**Directions**
Go through each line of the records below and count those with the word "this"; give only the total.

────────────────────

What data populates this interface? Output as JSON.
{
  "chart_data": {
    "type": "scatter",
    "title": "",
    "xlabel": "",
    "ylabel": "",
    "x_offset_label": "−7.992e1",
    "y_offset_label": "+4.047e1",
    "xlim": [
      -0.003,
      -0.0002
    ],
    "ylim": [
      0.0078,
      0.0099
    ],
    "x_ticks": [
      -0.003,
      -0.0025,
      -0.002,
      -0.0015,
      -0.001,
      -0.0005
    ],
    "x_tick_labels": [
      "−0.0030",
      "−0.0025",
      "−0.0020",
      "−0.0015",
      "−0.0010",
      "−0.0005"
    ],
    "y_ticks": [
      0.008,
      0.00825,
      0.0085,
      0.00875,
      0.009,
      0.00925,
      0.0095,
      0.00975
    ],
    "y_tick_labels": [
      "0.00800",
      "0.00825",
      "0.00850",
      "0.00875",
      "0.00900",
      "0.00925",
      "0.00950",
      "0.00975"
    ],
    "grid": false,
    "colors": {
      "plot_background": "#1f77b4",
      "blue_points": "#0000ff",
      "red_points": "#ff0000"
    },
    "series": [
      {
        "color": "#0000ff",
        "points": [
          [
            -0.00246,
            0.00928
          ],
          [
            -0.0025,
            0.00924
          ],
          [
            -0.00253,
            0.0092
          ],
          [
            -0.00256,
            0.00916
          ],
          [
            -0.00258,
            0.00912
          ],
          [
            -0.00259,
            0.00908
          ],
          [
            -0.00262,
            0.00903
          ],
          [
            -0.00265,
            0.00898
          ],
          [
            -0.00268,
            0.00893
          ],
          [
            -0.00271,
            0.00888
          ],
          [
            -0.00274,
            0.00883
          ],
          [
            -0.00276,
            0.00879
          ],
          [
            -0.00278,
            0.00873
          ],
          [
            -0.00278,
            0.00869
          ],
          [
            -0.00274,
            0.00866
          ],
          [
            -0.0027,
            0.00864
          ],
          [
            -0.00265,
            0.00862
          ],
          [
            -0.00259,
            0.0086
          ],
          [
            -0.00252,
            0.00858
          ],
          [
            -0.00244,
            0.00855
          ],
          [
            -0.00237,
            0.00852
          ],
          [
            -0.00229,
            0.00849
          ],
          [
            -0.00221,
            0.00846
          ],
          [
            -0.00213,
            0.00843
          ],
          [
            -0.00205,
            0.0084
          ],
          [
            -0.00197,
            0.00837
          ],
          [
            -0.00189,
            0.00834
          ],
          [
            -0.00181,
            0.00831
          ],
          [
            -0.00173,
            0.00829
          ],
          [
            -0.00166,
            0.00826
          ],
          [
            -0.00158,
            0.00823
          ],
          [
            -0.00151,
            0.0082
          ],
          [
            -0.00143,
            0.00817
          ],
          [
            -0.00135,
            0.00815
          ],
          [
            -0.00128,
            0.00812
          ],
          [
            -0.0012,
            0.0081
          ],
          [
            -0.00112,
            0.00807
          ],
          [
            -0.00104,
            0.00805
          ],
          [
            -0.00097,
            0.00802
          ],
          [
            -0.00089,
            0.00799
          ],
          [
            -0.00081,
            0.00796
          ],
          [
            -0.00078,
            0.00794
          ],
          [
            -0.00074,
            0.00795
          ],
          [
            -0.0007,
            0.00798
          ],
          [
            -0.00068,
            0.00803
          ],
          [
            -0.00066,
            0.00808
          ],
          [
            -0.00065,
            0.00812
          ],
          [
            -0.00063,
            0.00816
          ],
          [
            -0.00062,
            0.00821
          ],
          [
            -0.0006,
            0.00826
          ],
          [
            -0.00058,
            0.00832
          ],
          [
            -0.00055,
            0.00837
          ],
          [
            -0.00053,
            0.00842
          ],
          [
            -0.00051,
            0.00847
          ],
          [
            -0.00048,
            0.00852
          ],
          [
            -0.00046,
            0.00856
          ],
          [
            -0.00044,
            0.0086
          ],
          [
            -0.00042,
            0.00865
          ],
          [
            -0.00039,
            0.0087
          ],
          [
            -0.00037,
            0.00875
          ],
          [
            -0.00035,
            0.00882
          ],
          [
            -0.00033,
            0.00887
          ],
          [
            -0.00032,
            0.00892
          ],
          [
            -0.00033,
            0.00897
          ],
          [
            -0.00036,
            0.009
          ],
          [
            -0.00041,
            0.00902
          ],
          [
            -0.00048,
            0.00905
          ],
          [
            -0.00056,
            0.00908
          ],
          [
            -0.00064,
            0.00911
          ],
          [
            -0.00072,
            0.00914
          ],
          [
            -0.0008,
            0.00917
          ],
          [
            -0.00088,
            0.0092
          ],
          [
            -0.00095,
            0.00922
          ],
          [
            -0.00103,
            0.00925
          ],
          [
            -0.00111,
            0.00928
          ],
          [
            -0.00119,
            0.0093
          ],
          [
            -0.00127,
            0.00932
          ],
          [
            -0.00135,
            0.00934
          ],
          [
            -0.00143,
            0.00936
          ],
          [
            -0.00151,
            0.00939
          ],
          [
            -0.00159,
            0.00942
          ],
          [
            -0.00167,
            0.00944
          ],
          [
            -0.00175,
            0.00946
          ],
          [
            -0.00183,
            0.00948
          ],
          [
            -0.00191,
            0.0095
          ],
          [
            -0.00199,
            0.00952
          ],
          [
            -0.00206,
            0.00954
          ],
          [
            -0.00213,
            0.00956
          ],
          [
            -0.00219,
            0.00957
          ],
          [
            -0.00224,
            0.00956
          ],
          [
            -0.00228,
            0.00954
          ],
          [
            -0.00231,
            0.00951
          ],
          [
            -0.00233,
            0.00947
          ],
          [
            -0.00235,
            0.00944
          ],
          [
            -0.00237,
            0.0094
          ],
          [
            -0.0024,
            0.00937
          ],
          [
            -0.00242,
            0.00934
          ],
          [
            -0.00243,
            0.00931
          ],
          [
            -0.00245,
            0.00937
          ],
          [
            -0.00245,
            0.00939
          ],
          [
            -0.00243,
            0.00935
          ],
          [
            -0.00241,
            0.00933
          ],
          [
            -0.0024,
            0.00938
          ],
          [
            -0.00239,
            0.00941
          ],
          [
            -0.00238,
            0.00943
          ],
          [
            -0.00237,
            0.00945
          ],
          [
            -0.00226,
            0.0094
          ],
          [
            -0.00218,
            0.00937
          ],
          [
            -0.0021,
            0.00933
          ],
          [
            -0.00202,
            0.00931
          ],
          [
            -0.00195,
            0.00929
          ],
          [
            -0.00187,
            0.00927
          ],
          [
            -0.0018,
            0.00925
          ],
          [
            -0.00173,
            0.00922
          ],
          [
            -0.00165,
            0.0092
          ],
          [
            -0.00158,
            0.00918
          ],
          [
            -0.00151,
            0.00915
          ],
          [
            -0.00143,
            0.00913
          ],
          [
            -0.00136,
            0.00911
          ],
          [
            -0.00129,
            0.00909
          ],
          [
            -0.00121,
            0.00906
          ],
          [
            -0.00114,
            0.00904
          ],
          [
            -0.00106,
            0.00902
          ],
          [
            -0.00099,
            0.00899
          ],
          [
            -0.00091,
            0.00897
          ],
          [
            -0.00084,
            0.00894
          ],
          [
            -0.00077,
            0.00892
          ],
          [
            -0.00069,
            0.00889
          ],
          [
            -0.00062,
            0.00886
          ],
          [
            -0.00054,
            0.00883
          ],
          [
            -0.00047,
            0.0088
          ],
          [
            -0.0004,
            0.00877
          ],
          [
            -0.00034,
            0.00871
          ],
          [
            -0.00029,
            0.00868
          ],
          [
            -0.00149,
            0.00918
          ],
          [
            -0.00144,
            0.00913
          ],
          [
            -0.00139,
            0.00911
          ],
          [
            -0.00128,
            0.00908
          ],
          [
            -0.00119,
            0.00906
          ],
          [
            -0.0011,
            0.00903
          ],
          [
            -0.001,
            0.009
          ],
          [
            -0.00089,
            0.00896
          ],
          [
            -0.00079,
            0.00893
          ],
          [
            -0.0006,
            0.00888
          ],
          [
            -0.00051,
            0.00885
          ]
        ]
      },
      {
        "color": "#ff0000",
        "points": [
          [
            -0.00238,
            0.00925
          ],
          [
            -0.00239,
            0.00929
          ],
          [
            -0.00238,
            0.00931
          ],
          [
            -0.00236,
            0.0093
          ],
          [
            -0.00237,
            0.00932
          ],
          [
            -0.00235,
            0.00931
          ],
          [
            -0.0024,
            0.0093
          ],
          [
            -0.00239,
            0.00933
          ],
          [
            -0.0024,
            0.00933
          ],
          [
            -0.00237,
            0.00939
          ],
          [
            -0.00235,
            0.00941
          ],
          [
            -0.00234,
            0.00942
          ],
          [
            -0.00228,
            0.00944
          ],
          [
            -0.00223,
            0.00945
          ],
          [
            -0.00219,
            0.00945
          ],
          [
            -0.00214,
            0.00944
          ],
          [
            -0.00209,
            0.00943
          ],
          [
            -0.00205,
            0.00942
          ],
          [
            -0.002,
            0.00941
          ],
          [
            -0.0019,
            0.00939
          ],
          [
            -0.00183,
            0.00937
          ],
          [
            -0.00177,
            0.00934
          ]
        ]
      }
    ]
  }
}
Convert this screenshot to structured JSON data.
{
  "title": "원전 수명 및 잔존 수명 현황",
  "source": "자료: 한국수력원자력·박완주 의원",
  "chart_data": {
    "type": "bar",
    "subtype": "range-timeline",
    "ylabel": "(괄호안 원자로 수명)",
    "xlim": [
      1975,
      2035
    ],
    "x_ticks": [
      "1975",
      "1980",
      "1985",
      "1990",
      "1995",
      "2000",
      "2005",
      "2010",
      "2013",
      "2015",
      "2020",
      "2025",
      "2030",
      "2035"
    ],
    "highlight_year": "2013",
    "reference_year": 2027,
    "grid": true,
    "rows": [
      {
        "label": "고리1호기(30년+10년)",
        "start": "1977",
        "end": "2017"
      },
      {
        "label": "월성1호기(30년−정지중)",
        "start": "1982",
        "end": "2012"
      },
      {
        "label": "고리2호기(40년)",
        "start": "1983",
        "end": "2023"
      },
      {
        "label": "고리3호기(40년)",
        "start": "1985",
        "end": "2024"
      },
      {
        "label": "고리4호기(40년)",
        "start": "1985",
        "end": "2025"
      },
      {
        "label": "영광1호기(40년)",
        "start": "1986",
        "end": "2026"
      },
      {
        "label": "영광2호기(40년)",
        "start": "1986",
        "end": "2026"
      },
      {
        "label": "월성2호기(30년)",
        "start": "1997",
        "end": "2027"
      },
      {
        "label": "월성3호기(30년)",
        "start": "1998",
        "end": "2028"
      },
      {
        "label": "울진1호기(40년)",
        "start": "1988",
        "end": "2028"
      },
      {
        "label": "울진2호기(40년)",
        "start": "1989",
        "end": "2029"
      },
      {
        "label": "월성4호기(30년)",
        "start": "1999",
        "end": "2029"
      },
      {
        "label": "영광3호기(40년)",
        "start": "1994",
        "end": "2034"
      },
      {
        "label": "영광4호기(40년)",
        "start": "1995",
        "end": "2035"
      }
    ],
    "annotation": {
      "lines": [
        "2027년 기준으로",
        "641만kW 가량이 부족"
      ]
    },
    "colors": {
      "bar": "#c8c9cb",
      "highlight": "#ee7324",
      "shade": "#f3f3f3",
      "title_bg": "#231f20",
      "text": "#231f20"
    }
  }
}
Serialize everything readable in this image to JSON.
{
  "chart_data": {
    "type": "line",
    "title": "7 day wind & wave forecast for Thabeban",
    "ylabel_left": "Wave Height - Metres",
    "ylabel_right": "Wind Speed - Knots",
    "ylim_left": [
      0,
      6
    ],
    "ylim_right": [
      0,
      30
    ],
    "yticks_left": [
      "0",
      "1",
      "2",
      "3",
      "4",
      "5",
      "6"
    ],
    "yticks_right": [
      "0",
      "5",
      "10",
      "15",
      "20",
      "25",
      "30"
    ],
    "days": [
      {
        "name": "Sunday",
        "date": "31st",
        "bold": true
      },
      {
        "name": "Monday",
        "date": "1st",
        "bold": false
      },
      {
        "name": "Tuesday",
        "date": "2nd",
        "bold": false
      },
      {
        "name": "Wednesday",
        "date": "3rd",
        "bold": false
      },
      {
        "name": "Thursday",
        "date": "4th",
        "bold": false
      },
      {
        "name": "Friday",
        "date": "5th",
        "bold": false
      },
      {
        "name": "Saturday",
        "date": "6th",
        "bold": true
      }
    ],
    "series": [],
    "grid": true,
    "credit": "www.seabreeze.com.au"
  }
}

────────────────────

**Result**
3